• [The problem]:
The data below is to be returned in full and exactly.

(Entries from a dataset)
▼
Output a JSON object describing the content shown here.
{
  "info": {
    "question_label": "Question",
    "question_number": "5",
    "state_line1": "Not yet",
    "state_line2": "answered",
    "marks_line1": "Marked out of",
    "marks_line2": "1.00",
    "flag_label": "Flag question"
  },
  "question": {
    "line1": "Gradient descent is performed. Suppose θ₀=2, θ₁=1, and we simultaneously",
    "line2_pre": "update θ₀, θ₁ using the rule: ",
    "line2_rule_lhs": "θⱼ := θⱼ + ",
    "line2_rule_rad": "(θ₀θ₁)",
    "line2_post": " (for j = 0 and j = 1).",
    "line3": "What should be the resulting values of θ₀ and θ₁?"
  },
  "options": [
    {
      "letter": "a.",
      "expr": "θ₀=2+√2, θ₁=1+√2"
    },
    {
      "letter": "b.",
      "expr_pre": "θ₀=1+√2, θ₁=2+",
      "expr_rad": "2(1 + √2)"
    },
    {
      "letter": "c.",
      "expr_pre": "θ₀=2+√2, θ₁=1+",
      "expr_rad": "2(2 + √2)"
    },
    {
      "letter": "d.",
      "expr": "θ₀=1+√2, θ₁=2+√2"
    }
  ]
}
▲
• [Answer to the exercise]:
Output a JSON object describing the content shown here.
{
  "info": {
    "question_label": "Question",
    "question_number": "5",
    "state_line1": "Not yet",
    "state_line2": "answered",
    "marks_line1": "Marked out of",
    "marks_line2": "1.00",
    "flag_label": "Flag question"
  },
  "question": {
    "line1": "Gradient descent is performed. Suppose θ₀=2, θ₁=1, and we simultaneously",
    "line2_pre": "update θ₀, θ₁ using the rule: ",
    "line2_rule_lhs": "θⱼ := θⱼ + ",
    "line2_rule_rad": "(θ₀θ₁)",
    "line2_post": " (for j = 0 and j = 1).",
    "line3": "What should be the resulting values of θ₀ and θ₁?"
  },
  "options": [
    {
      "letter": "a.",
      "expr": "θ₀=2+√2, θ₁=1+√2"
    },
    {
      "letter": "b.",
      "expr_pre": "θ₀=1+√2, θ₁=2+",
      "expr_rad": "2(1 + √2)"
    },
    {
      "letter": "c.",
      "expr_pre": "θ₀=2+√2, θ₁=1+",
      "expr_rad": "2(2 + √2)"
    },
    {
      "letter": "d.",
      "expr": "θ₀=1+√2, θ₁=2+√2"
    }
  ]
}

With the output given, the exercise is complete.